▽

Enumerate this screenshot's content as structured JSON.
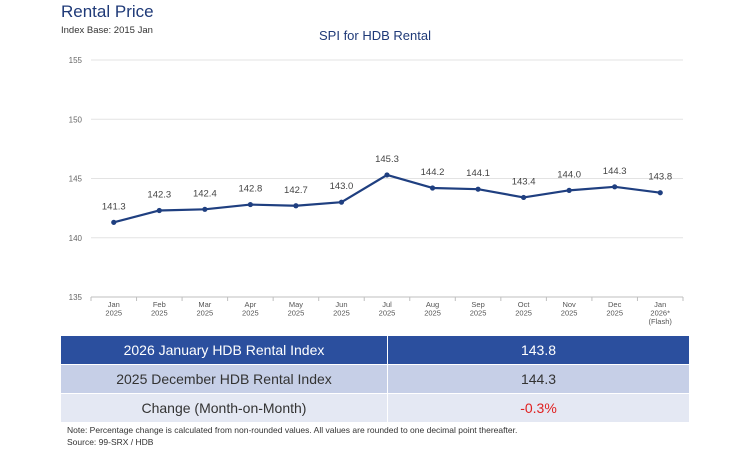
{
  "header": {
    "title": "Rental Price",
    "index_base": "Index Base: 2015 Jan"
  },
  "chart_data": {
    "type": "line",
    "title": "SPI for HDB Rental",
    "ylim": [
      135,
      155
    ],
    "yticks": [
      135,
      140,
      145,
      150,
      155
    ],
    "grid": true,
    "categories": [
      [
        "Jan",
        "2025"
      ],
      [
        "Feb",
        "2025"
      ],
      [
        "Mar",
        "2025"
      ],
      [
        "Apr",
        "2025"
      ],
      [
        "May",
        "2025"
      ],
      [
        "Jun",
        "2025"
      ],
      [
        "Jul",
        "2025"
      ],
      [
        "Aug",
        "2025"
      ],
      [
        "Sep",
        "2025"
      ],
      [
        "Oct",
        "2025"
      ],
      [
        "Nov",
        "2025"
      ],
      [
        "Dec",
        "2025"
      ],
      [
        "Jan",
        "2026*",
        "(Flash)"
      ]
    ],
    "series": [
      {
        "values": [
          141.3,
          142.3,
          142.4,
          142.8,
          142.7,
          143.0,
          145.3,
          144.2,
          144.1,
          143.4,
          144.0,
          144.3,
          143.8
        ],
        "labels": [
          "141.3",
          "142.3",
          "142.4",
          "142.8",
          "142.7",
          "143.0",
          "145.3",
          "144.2",
          "144.1",
          "143.4",
          "144.0",
          "144.3",
          "143.8"
        ],
        "color": "#1f3f80"
      }
    ]
  },
  "summary": {
    "rows": [
      {
        "label": "2026 January HDB Rental Index",
        "value": "143.8"
      },
      {
        "label": "2025 December HDB Rental Index",
        "value": "144.3"
      },
      {
        "label": "Change (Month-on-Month)",
        "value": "-0.3%"
      }
    ]
  },
  "footnote": {
    "note": "Note: Percentage change is calculated from non-rounded values.  All values are rounded to one decimal point thereafter.",
    "source": "Source: 99-SRX / HDB"
  }
}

△

* What you should do *
Using the data above, print every line exactly, omitting pictures.

* Exercise response *
Enumerate this screenshot's content as structured JSON.
{
  "header": {
    "title": "Rental Price",
    "index_base": "Index Base: 2015 Jan"
  },
  "chart_data": {
    "type": "line",
    "title": "SPI for HDB Rental",
    "ylim": [
      135,
      155
    ],
    "yticks": [
      135,
      140,
      145,
      150,
      155
    ],
    "grid": true,
    "categories": [
      [
        "Jan",
        "2025"
      ],
      [
        "Feb",
        "2025"
      ],
      [
        "Mar",
        "2025"
      ],
      [
        "Apr",
        "2025"
      ],
      [
        "May",
        "2025"
      ],
      [
        "Jun",
        "2025"
      ],
      [
        "Jul",
        "2025"
      ],
      [
        "Aug",
        "2025"
      ],
      [
        "Sep",
        "2025"
      ],
      [
        "Oct",
        "2025"
      ],
      [
        "Nov",
        "2025"
      ],
      [
        "Dec",
        "2025"
      ],
      [
        "Jan",
        "2026*",
        "(Flash)"
      ]
    ],
    "series": [
      {
        "values": [
          141.3,
          142.3,
          142.4,
          142.8,
          142.7,
          143.0,
          145.3,
          144.2,
          144.1,
          143.4,
          144.0,
          144.3,
          143.8
        ],
        "labels": [
          "141.3",
          "142.3",
          "142.4",
          "142.8",
          "142.7",
          "143.0",
          "145.3",
          "144.2",
          "144.1",
          "143.4",
          "144.0",
          "144.3",
          "143.8"
        ],
        "color": "#1f3f80"
      }
    ]
  },
  "summary": {
    "rows": [
      {
        "label": "2026 January HDB Rental Index",
        "value": "143.8"
      },
      {
        "label": "2025 December HDB Rental Index",
        "value": "144.3"
      },
      {
        "label": "Change (Month-on-Month)",
        "value": "-0.3%"
      }
    ]
  },
  "footnote": {
    "note": "Note: Percentage change is calculated from non-rounded values.  All values are rounded to one decimal point thereafter.",
    "source": "Source: 99-SRX / HDB"
  }
}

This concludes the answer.